Nothing should be left out: output all of the entries exactly.

=== INPUT ROWS ===

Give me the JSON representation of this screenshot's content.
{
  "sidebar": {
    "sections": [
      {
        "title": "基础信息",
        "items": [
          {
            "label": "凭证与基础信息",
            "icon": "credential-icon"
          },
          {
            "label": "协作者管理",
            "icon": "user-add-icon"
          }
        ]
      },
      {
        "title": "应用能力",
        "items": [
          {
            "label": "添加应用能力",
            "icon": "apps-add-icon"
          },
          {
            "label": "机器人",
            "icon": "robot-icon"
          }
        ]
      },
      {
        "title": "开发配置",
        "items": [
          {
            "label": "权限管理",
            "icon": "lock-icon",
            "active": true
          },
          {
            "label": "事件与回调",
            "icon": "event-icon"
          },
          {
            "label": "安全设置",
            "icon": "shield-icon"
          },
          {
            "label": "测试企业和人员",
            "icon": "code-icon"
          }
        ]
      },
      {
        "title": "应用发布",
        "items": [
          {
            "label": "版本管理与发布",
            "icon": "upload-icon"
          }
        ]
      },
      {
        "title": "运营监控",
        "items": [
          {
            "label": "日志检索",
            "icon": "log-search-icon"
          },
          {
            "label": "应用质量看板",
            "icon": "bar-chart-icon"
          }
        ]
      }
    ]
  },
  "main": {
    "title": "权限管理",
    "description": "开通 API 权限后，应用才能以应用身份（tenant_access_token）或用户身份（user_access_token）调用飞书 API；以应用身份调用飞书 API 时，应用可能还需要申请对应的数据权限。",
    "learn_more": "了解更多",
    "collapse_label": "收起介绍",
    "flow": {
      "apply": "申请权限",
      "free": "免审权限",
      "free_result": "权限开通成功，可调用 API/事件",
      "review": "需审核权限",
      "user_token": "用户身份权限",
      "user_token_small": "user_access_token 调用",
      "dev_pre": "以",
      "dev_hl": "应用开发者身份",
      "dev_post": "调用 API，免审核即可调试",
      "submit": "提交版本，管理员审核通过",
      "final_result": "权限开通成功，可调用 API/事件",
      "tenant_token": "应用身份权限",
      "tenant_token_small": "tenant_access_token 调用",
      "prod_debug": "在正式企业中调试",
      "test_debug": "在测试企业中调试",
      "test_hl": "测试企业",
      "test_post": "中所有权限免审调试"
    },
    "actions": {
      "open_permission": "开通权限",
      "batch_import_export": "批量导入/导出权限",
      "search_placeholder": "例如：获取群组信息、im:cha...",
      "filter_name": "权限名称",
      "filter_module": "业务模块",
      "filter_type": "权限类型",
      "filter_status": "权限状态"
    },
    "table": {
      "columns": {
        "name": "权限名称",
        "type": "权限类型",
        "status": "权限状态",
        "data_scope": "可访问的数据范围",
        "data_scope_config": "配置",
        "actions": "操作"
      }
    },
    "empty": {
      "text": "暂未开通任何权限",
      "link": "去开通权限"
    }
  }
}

===

→ **THE ANSWER**
Give me the JSON representation of this screenshot's content.
{
  "sidebar": {
    "sections": [
      {
        "title": "基础信息",
        "items": [
          {
            "label": "凭证与基础信息",
            "icon": "credential-icon"
          },
          {
            "label": "协作者管理",
            "icon": "user-add-icon"
          }
        ]
      },
      {
        "title": "应用能力",
        "items": [
          {
            "label": "添加应用能力",
            "icon": "apps-add-icon"
          },
          {
            "label": "机器人",
            "icon": "robot-icon"
          }
        ]
      },
      {
        "title": "开发配置",
        "items": [
          {
            "label": "权限管理",
            "icon": "lock-icon",
            "active": true
          },
          {
            "label": "事件与回调",
            "icon": "event-icon"
          },
          {
            "label": "安全设置",
            "icon": "shield-icon"
          },
          {
            "label": "测试企业和人员",
            "icon": "code-icon"
          }
        ]
      },
      {
        "title": "应用发布",
        "items": [
          {
            "label": "版本管理与发布",
            "icon": "upload-icon"
          }
        ]
      },
      {
        "title": "运营监控",
        "items": [
          {
            "label": "日志检索",
            "icon": "log-search-icon"
          },
          {
            "label": "应用质量看板",
            "icon": "bar-chart-icon"
          }
        ]
      }
    ]
  },
  "main": {
    "title": "权限管理",
    "description": "开通 API 权限后，应用才能以应用身份（tenant_access_token）或用户身份（user_access_token）调用飞书 API；以应用身份调用飞书 API 时，应用可能还需要申请对应的数据权限。",
    "learn_more": "了解更多",
    "collapse_label": "收起介绍",
    "flow": {
      "apply": "申请权限",
      "free": "免审权限",
      "free_result": "权限开通成功，可调用 API/事件",
      "review": "需审核权限",
      "user_token": "用户身份权限",
      "user_token_small": "user_access_token 调用",
      "dev_pre": "以",
      "dev_hl": "应用开发者身份",
      "dev_post": "调用 API，免审核即可调试",
      "submit": "提交版本，管理员审核通过",
      "final_result": "权限开通成功，可调用 API/事件",
      "tenant_token": "应用身份权限",
      "tenant_token_small": "tenant_access_token 调用",
      "prod_debug": "在正式企业中调试",
      "test_debug": "在测试企业中调试",
      "test_hl": "测试企业",
      "test_post": "中所有权限免审调试"
    },
    "actions": {
      "open_permission": "开通权限",
      "batch_import_export": "批量导入/导出权限",
      "search_placeholder": "例如：获取群组信息、im:cha...",
      "filter_name": "权限名称",
      "filter_module": "业务模块",
      "filter_type": "权限类型",
      "filter_status": "权限状态"
    },
    "table": {
      "columns": {
        "name": "权限名称",
        "type": "权限类型",
        "status": "权限状态",
        "data_scope": "可访问的数据范围",
        "data_scope_config": "配置",
        "actions": "操作"
      }
    },
    "empty": {
      "text": "暂未开通任何权限",
      "link": "去开通权限"
    }
  }
}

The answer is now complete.